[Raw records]
--------

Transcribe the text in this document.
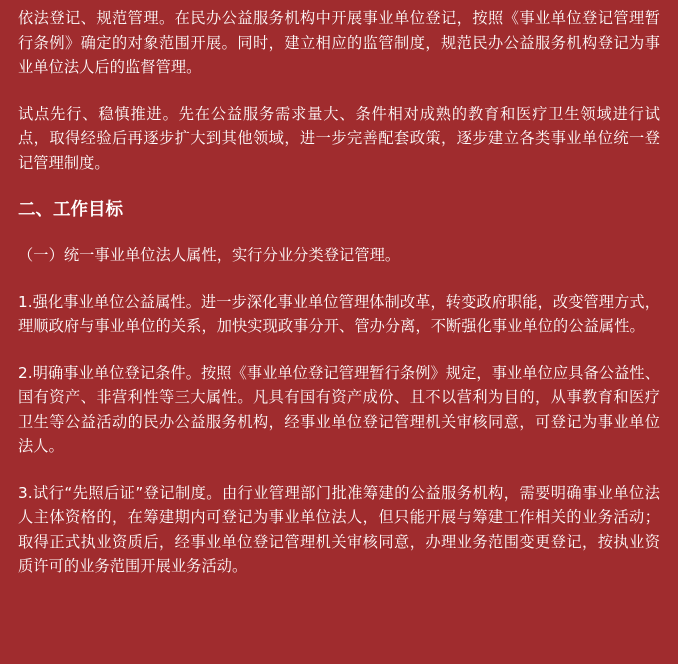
依法登记、规范管理。在民办公益服务机构中开展事业单位登记，按照《事业单位登记管理暂行条例》确定的对象范围开展。同时，建立相应的监管制度，规范民办公益服务机构登记为事业单位法人后的监督管理。

试点先行、稳慎推进。先在公益服务需求量大、条件相对成熟的教育和医疗卫生领域进行试点，取得经验后再逐步扩大到其他领域，进一步完善配套政策，逐步建立各类事业单位统一登记管理制度。

二、工作目标

（一）统一事业单位法人属性，实行分业分类登记管理。

1.强化事业单位公益属性。进一步深化事业单位管理体制改革，转变政府职能，改变管理方式，理顺政府与事业单位的关系，加快实现政事分开、管办分离，不断强化事业单位的公益属性。

2.明确事业单位登记条件。按照《事业单位登记管理暂行条例》规定，事业单位应具备公益性、国有资产、非营利性等三大属性。凡具有国有资产成份、且不以营利为目的，从事教育和医疗卫生等公益活动的民办公益服务机构，经事业单位登记管理机关审核同意，可登记为事业单位法人。

3.试行“先照后证”登记制度。由行业管理部门批准筹建的公益服务机构，需要明确事业单位法人主体资格的，在筹建期内可登记为事业单位法人，但只能开展与筹建工作相关的业务活动；取得正式执业资质后，经事业单位登记管理机关审核同意，办理业务范围变更登记，按执业资质许可的业务范围开展业务活动。
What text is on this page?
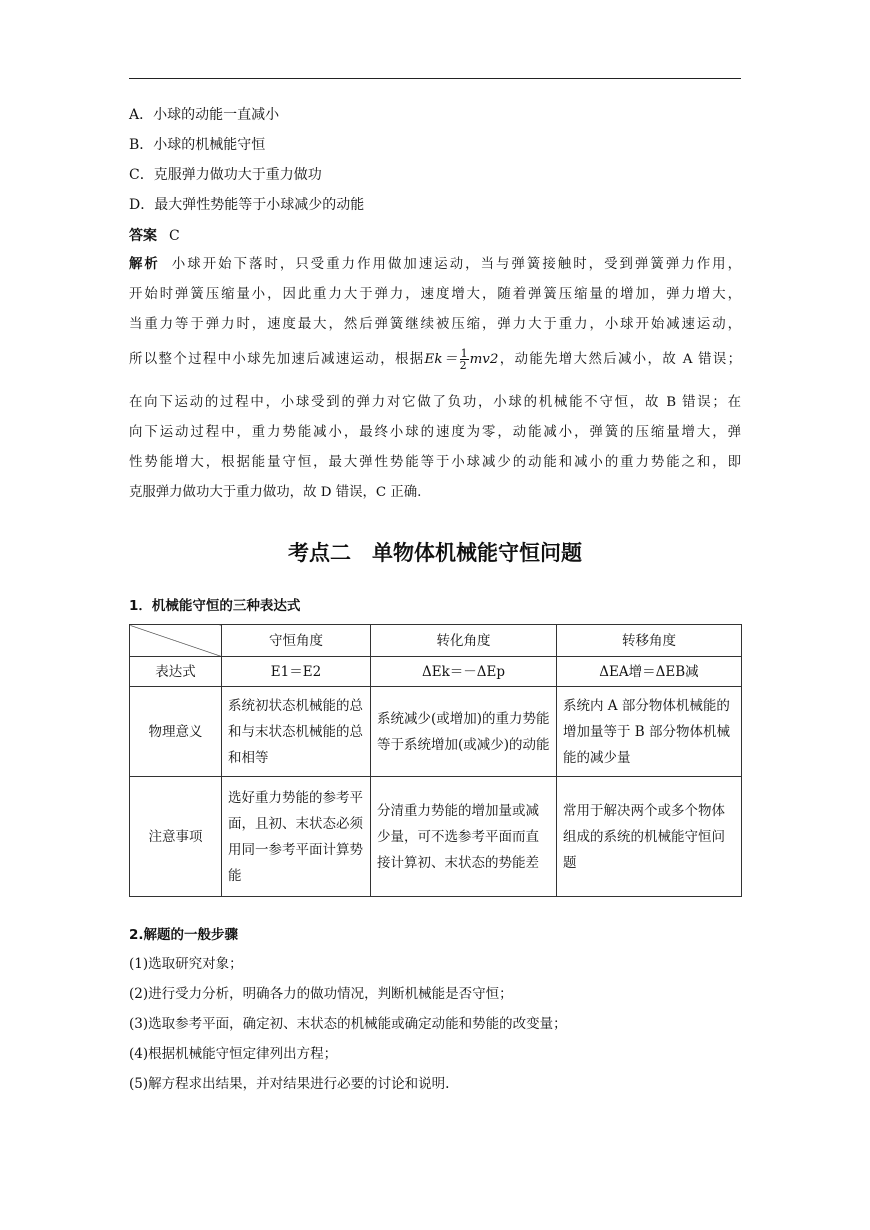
A．小球的动能一直减小
B．小球的机械能守恒
C．克服弹力做功大于重力做功
D．最大弹性势能等于小球减少的动能
答案 C
解析 小球开始下落时，只受重力作用做加速运动，当与弹簧接触时，受到弹簧弹力作用，
开始时弹簧压缩量小，因此重力大于弹力，速度增大，随着弹簧压缩量的增加，弹力增大，
当重力等于弹力时，速度最大，然后弹簧继续被压缩，弹力大于重力，小球开始减速运动，
所以整个过程中小球先加速后减速运动，根据$Ek= \frac{1}{2} mv2$，动能先增大然后减小，故 A 错误；
在向下运动的过程中，小球受到的弹力对它做了负功，小球的机械能不守恒，故 B 错误；在
向下运动过程中，重力势能减小，最终小球的速度为零，动能减小，弹簧的压缩量增大，弹
性势能增大，根据能量守恒，最大弹性势能等于小球减少的动能和减小的重力势能之和，即
克服弹力做功大于重力做功，故 D 错误，C 正确.
考点二　单物体机械能守恒问题
1．机械能守恒的三种表达式
	守恒角度	转化角度	转移角度
表达式	E1＝E2	ΔEk＝－ΔEp	ΔEA增＝ΔEB减
物理意义	系统初状态机械能的总和与末状态机械能的总和相等	系统减少(或增加)的重力势能等于系统增加(或减少)的动能	系统内 A 部分物体机械能的增加量等于 B 部分物体机械能的减少量
注意事项	选好重力势能的参考平面，且初、末状态必须用同一参考平面计算势能	分清重力势能的增加量或减少量，可不选参考平面而直接计算初、末状态的势能差	常用于解决两个或多个物体组成的系统的机械能守恒问题
2.解题的一般步骤
(1)选取研究对象；
(2)进行受力分析，明确各力的做功情况，判断机械能是否守恒；
(3)选取参考平面，确定初、末状态的机械能或确定动能和势能的改变量；
(4)根据机械能守恒定律列出方程；
(5)解方程求出结果，并对结果进行必要的讨论和说明.
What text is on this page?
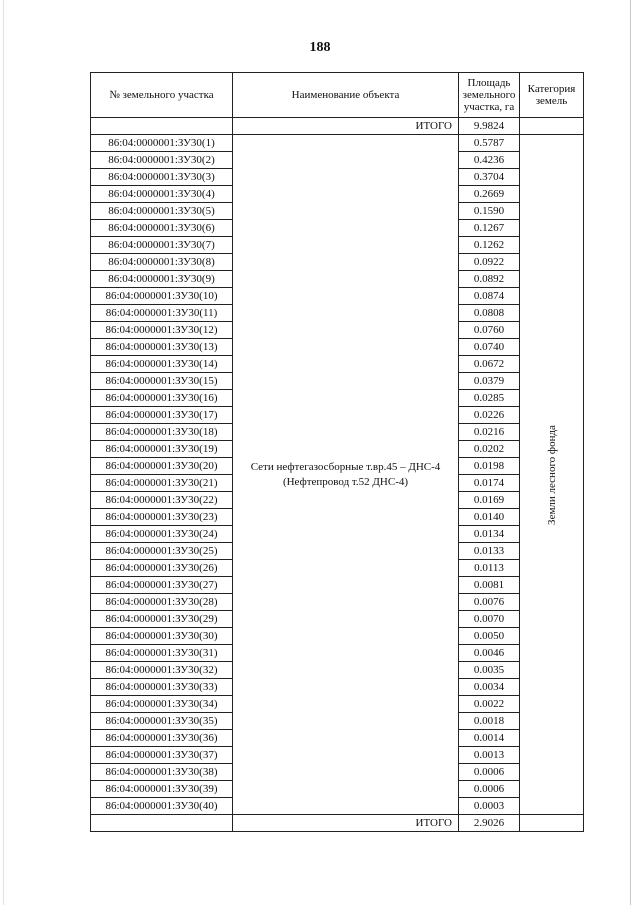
188
№ земельного участка	Наименование объекта	Площадь земельного участка, га	Категория земель
	ИТОГО	9.9824	
86:04:0000001:ЗУ30(1)	Сети нефтегазосборные т.вр.45 – ДНС-4
(Нефтепровод т.52 ДНС-4)	0.5787	Земли лесного фонда

86:04:0000001:ЗУ30(2)		0.4236	
86:04:0000001:ЗУ30(3)		0.3704	
86:04:0000001:ЗУ30(4)		0.2669	
86:04:0000001:ЗУ30(5)		0.1590	
86:04:0000001:ЗУ30(6)		0.1267	
86:04:0000001:ЗУ30(7)		0.1262	
86:04:0000001:ЗУ30(8)		0.0922	
86:04:0000001:ЗУ30(9)		0.0892	
86:04:0000001:ЗУ30(10)		0.0874	
86:04:0000001:ЗУ30(11)		0.0808	
86:04:0000001:ЗУ30(12)		0.0760	
86:04:0000001:ЗУ30(13)		0.0740	
86:04:0000001:ЗУ30(14)		0.0672	
86:04:0000001:ЗУ30(15)		0.0379	
86:04:0000001:ЗУ30(16)		0.0285	
86:04:0000001:ЗУ30(17)		0.0226	
86:04:0000001:ЗУ30(18)		0.0216	
86:04:0000001:ЗУ30(19)		0.0202	
86:04:0000001:ЗУ30(20)		0.0198	
86:04:0000001:ЗУ30(21)		0.0174	
86:04:0000001:ЗУ30(22)		0.0169	
86:04:0000001:ЗУ30(23)		0.0140	
86:04:0000001:ЗУ30(24)		0.0134	
86:04:0000001:ЗУ30(25)		0.0133	
86:04:0000001:ЗУ30(26)		0.0113	
86:04:0000001:ЗУ30(27)		0.0081	
86:04:0000001:ЗУ30(28)		0.0076	
86:04:0000001:ЗУ30(29)		0.0070	
86:04:0000001:ЗУ30(30)		0.0050	
86:04:0000001:ЗУ30(31)		0.0046	
86:04:0000001:ЗУ30(32)		0.0035	
86:04:0000001:ЗУ30(33)		0.0034	
86:04:0000001:ЗУ30(34)		0.0022	
86:04:0000001:ЗУ30(35)		0.0018	
86:04:0000001:ЗУ30(36)		0.0014	
86:04:0000001:ЗУ30(37)		0.0013	
86:04:0000001:ЗУ30(38)		0.0006	
86:04:0000001:ЗУ30(39)		0.0006	
86:04:0000001:ЗУ30(40)		0.0003	
	ИТОГО	2.9026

--------

# Exercise
Set the listing down in full and exactly. Pictures within it should not appear in the copy.

# The output
Transcribe the text in this document.
依法登记、规范管理。在民办公益服务机构中开展事业单位登记，按照《事业单位登记管理暂行条例》确定的对象范围开展。同时，建立相应的监管制度，规范民办公益服务机构登记为事业单位法人后的监督管理。

试点先行、稳慎推进。先在公益服务需求量大、条件相对成熟的教育和医疗卫生领域进行试点，取得经验后再逐步扩大到其他领域，进一步完善配套政策，逐步建立各类事业单位统一登记管理制度。

二、工作目标

（一）统一事业单位法人属性，实行分业分类登记管理。

1.强化事业单位公益属性。进一步深化事业单位管理体制改革，转变政府职能，改变管理方式，理顺政府与事业单位的关系，加快实现政事分开、管办分离，不断强化事业单位的公益属性。

2.明确事业单位登记条件。按照《事业单位登记管理暂行条例》规定，事业单位应具备公益性、国有资产、非营利性等三大属性。凡具有国有资产成份、且不以营利为目的，从事教育和医疗卫生等公益活动的民办公益服务机构，经事业单位登记管理机关审核同意，可登记为事业单位法人。

3.试行“先照后证”登记制度。由行业管理部门批准筹建的公益服务机构，需要明确事业单位法人主体资格的，在筹建期内可登记为事业单位法人，但只能开展与筹建工作相关的业务活动；取得正式执业资质后，经事业单位登记管理机关审核同意，办理业务范围变更登记，按执业资质许可的业务范围开展业务活动。
What text is on this page?
A．小球的动能一直减小
B．小球的机械能守恒
C．克服弹力做功大于重力做功
D．最大弹性势能等于小球减少的动能
答案 C
解析 小球开始下落时，只受重力作用做加速运动，当与弹簧接触时，受到弹簧弹力作用，
开始时弹簧压缩量小，因此重力大于弹力，速度增大，随着弹簧压缩量的增加，弹力增大，
当重力等于弹力时，速度最大，然后弹簧继续被压缩，弹力大于重力，小球开始减速运动，
所以整个过程中小球先加速后减速运动，根据$Ek= \frac{1}{2} mv2$，动能先增大然后减小，故 A 错误；
在向下运动的过程中，小球受到的弹力对它做了负功，小球的机械能不守恒，故 B 错误；在
向下运动过程中，重力势能减小，最终小球的速度为零，动能减小，弹簧的压缩量增大，弹
性势能增大，根据能量守恒，最大弹性势能等于小球减少的动能和减小的重力势能之和，即
克服弹力做功大于重力做功，故 D 错误，C 正确.
考点二　单物体机械能守恒问题
1．机械能守恒的三种表达式
	守恒角度	转化角度	转移角度
表达式	E1＝E2	ΔEk＝－ΔEp	ΔEA增＝ΔEB减
物理意义	系统初状态机械能的总和与末状态机械能的总和相等	系统减少(或增加)的重力势能等于系统增加(或减少)的动能	系统内 A 部分物体机械能的增加量等于 B 部分物体机械能的减少量
注意事项	选好重力势能的参考平面，且初、末状态必须用同一参考平面计算势能	分清重力势能的增加量或减少量，可不选参考平面而直接计算初、末状态的势能差	常用于解决两个或多个物体组成的系统的机械能守恒问题
2.解题的一般步骤
(1)选取研究对象；
(2)进行受力分析，明确各力的做功情况，判断机械能是否守恒；
(3)选取参考平面，确定初、末状态的机械能或确定动能和势能的改变量；
(4)根据机械能守恒定律列出方程；
(5)解方程求出结果，并对结果进行必要的讨论和说明.
What text is on this page?
188
№ земельного участка	Наименование объекта	Площадь земельного участка, га	Категория земель
	ИТОГО	9.9824	
86:04:0000001:ЗУ30(1)	Сети нефтегазосборные т.вр.45 – ДНС-4
(Нефтепровод т.52 ДНС-4)	0.5787	Земли лесного фонда

86:04:0000001:ЗУ30(2)		0.4236	
86:04:0000001:ЗУ30(3)		0.3704	
86:04:0000001:ЗУ30(4)		0.2669	
86:04:0000001:ЗУ30(5)		0.1590	
86:04:0000001:ЗУ30(6)		0.1267	
86:04:0000001:ЗУ30(7)		0.1262	
86:04:0000001:ЗУ30(8)		0.0922	
86:04:0000001:ЗУ30(9)		0.0892	
86:04:0000001:ЗУ30(10)		0.0874	
86:04:0000001:ЗУ30(11)		0.0808	
86:04:0000001:ЗУ30(12)		0.0760	
86:04:0000001:ЗУ30(13)		0.0740	
86:04:0000001:ЗУ30(14)		0.0672	
86:04:0000001:ЗУ30(15)		0.0379	
86:04:0000001:ЗУ30(16)		0.0285	
86:04:0000001:ЗУ30(17)		0.0226	
86:04:0000001:ЗУ30(18)		0.0216	
86:04:0000001:ЗУ30(19)		0.0202	
86:04:0000001:ЗУ30(20)		0.0198	
86:04:0000001:ЗУ30(21)		0.0174	
86:04:0000001:ЗУ30(22)		0.0169	
86:04:0000001:ЗУ30(23)		0.0140	
86:04:0000001:ЗУ30(24)		0.0134	
86:04:0000001:ЗУ30(25)		0.0133	
86:04:0000001:ЗУ30(26)		0.0113	
86:04:0000001:ЗУ30(27)		0.0081	
86:04:0000001:ЗУ30(28)		0.0076	
86:04:0000001:ЗУ30(29)		0.0070	
86:04:0000001:ЗУ30(30)		0.0050	
86:04:0000001:ЗУ30(31)		0.0046	
86:04:0000001:ЗУ30(32)		0.0035	
86:04:0000001:ЗУ30(33)		0.0034	
86:04:0000001:ЗУ30(34)		0.0022	
86:04:0000001:ЗУ30(35)		0.0018	
86:04:0000001:ЗУ30(36)		0.0014	
86:04:0000001:ЗУ30(37)		0.0013	
86:04:0000001:ЗУ30(38)		0.0006	
86:04:0000001:ЗУ30(39)		0.0006	
86:04:0000001:ЗУ30(40)		0.0003	
	ИТОГО	2.9026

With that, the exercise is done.